- _Listed entries_
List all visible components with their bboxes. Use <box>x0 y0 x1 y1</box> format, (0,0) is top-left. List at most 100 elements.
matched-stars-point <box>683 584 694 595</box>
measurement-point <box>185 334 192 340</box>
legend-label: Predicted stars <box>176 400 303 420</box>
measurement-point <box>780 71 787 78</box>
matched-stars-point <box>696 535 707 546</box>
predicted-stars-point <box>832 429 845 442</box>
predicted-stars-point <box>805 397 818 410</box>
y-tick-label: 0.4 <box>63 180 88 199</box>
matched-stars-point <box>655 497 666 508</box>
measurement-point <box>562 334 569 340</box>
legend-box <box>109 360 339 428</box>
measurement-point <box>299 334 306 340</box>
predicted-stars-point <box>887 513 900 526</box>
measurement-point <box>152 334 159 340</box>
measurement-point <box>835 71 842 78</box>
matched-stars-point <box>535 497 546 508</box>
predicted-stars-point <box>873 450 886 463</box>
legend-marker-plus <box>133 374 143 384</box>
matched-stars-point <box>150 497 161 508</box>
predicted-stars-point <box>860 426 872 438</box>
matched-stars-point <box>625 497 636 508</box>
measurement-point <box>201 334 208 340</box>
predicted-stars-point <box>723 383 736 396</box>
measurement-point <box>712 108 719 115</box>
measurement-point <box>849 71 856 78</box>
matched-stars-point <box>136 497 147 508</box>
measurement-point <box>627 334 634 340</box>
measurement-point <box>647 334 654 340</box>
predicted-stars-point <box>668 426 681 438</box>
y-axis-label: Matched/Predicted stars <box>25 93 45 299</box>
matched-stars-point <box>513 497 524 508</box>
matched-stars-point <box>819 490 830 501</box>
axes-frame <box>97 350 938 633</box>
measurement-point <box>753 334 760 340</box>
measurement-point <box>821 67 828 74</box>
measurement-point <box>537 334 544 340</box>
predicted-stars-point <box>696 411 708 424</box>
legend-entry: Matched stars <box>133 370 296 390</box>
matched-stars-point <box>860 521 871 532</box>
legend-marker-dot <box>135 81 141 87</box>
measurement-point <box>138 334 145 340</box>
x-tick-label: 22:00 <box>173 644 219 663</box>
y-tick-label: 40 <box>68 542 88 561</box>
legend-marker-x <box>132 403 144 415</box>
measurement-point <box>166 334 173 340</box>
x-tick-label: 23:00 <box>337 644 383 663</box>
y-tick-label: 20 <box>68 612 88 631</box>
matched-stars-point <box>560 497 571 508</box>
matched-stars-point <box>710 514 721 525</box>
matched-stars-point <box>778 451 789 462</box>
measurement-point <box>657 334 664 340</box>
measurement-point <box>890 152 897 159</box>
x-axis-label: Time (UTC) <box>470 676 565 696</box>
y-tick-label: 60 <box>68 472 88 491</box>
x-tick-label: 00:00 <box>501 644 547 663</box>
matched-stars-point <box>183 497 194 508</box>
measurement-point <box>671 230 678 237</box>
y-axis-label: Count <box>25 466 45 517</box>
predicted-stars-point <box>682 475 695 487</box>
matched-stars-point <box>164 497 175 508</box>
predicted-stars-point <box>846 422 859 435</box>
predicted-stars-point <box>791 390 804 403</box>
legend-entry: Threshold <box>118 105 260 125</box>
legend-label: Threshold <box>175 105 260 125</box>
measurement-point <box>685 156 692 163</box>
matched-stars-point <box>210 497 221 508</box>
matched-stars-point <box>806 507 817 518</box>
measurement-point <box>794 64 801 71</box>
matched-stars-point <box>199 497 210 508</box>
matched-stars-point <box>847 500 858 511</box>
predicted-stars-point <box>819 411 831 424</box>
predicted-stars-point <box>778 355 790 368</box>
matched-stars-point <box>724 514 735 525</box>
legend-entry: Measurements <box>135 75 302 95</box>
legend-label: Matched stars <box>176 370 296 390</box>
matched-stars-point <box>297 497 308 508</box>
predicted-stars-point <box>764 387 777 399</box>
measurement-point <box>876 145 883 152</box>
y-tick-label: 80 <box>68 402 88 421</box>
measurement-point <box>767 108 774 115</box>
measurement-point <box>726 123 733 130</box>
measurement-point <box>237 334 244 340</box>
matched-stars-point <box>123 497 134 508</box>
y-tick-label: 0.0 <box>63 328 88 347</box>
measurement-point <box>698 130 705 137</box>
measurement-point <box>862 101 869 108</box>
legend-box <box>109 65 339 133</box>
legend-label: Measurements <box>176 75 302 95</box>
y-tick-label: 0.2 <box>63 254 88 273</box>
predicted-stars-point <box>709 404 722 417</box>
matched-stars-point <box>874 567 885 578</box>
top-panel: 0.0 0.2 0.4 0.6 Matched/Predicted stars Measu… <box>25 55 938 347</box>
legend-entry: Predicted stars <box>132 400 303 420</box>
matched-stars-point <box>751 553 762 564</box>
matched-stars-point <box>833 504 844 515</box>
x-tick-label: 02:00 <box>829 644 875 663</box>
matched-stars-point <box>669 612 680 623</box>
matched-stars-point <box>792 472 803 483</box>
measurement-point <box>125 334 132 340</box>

- _Directive_
Rewrite all the entries above, replacing every "legend-box" with "legend-frame" and leaving everything else unchanged.

- _Full response_
List all visible components with their bboxes. Use <box>x0 y0 x1 y1</box> format, (0,0) is top-left. List at most 100 elements.
matched-stars-point <box>683 584 694 595</box>
measurement-point <box>185 334 192 340</box>
legend-label: Predicted stars <box>176 400 303 420</box>
measurement-point <box>780 71 787 78</box>
matched-stars-point <box>696 535 707 546</box>
predicted-stars-point <box>832 429 845 442</box>
predicted-stars-point <box>805 397 818 410</box>
y-tick-label: 0.4 <box>63 180 88 199</box>
matched-stars-point <box>655 497 666 508</box>
measurement-point <box>562 334 569 340</box>
legend-frame <box>109 360 339 428</box>
measurement-point <box>299 334 306 340</box>
predicted-stars-point <box>887 513 900 526</box>
measurement-point <box>152 334 159 340</box>
measurement-point <box>835 71 842 78</box>
matched-stars-point <box>535 497 546 508</box>
predicted-stars-point <box>873 450 886 463</box>
legend-marker-plus <box>133 374 143 384</box>
matched-stars-point <box>150 497 161 508</box>
predicted-stars-point <box>860 426 872 438</box>
matched-stars-point <box>625 497 636 508</box>
measurement-point <box>201 334 208 340</box>
predicted-stars-point <box>723 383 736 396</box>
measurement-point <box>712 108 719 115</box>
measurement-point <box>849 71 856 78</box>
matched-stars-point <box>136 497 147 508</box>
measurement-point <box>627 334 634 340</box>
measurement-point <box>647 334 654 340</box>
predicted-stars-point <box>668 426 681 438</box>
y-axis-label: Matched/Predicted stars <box>25 93 45 299</box>
matched-stars-point <box>513 497 524 508</box>
matched-stars-point <box>819 490 830 501</box>
axes-frame <box>97 350 938 633</box>
measurement-point <box>753 334 760 340</box>
measurement-point <box>821 67 828 74</box>
measurement-point <box>537 334 544 340</box>
predicted-stars-point <box>696 411 708 424</box>
legend-entry: Matched stars <box>133 370 296 390</box>
matched-stars-point <box>860 521 871 532</box>
legend-marker-dot <box>135 81 141 87</box>
measurement-point <box>138 334 145 340</box>
x-tick-label: 22:00 <box>173 644 219 663</box>
y-tick-label: 40 <box>68 542 88 561</box>
legend-marker-x <box>132 403 144 415</box>
measurement-point <box>166 334 173 340</box>
x-tick-label: 23:00 <box>337 644 383 663</box>
y-tick-label: 20 <box>68 612 88 631</box>
matched-stars-point <box>560 497 571 508</box>
matched-stars-point <box>710 514 721 525</box>
matched-stars-point <box>778 451 789 462</box>
measurement-point <box>657 334 664 340</box>
measurement-point <box>890 152 897 159</box>
x-axis-label: Time (UTC) <box>470 676 565 696</box>
y-tick-label: 60 <box>68 472 88 491</box>
x-tick-label: 00:00 <box>501 644 547 663</box>
matched-stars-point <box>183 497 194 508</box>
measurement-point <box>671 230 678 237</box>
y-axis-label: Count <box>25 466 45 517</box>
predicted-stars-point <box>682 475 695 487</box>
matched-stars-point <box>164 497 175 508</box>
predicted-stars-point <box>846 422 859 435</box>
predicted-stars-point <box>791 390 804 403</box>
legend-entry: Threshold <box>118 105 260 125</box>
legend-label: Threshold <box>175 105 260 125</box>
measurement-point <box>685 156 692 163</box>
matched-stars-point <box>210 497 221 508</box>
matched-stars-point <box>806 507 817 518</box>
measurement-point <box>794 64 801 71</box>
matched-stars-point <box>199 497 210 508</box>
matched-stars-point <box>847 500 858 511</box>
predicted-stars-point <box>819 411 831 424</box>
predicted-stars-point <box>778 355 790 368</box>
matched-stars-point <box>724 514 735 525</box>
legend-entry: Measurements <box>135 75 302 95</box>
legend-label: Matched stars <box>176 370 296 390</box>
matched-stars-point <box>297 497 308 508</box>
predicted-stars-point <box>764 387 777 399</box>
measurement-point <box>876 145 883 152</box>
y-tick-label: 80 <box>68 402 88 421</box>
measurement-point <box>767 108 774 115</box>
measurement-point <box>726 123 733 130</box>
measurement-point <box>237 334 244 340</box>
matched-stars-point <box>123 497 134 508</box>
y-tick-label: 0.0 <box>63 328 88 347</box>
measurement-point <box>698 130 705 137</box>
measurement-point <box>862 101 869 108</box>
legend-frame <box>109 65 339 133</box>
legend-label: Measurements <box>176 75 302 95</box>
y-tick-label: 0.2 <box>63 254 88 273</box>
predicted-stars-point <box>709 404 722 417</box>
matched-stars-point <box>874 567 885 578</box>
top-panel: 0.0 0.2 0.4 0.6 Matched/Predicted stars Measu… <box>25 55 938 347</box>
legend-entry: Predicted stars <box>132 400 303 420</box>
matched-stars-point <box>751 553 762 564</box>
matched-stars-point <box>833 504 844 515</box>
x-tick-label: 02:00 <box>829 644 875 663</box>
matched-stars-point <box>669 612 680 623</box>
matched-stars-point <box>792 472 803 483</box>
measurement-point <box>125 334 132 340</box>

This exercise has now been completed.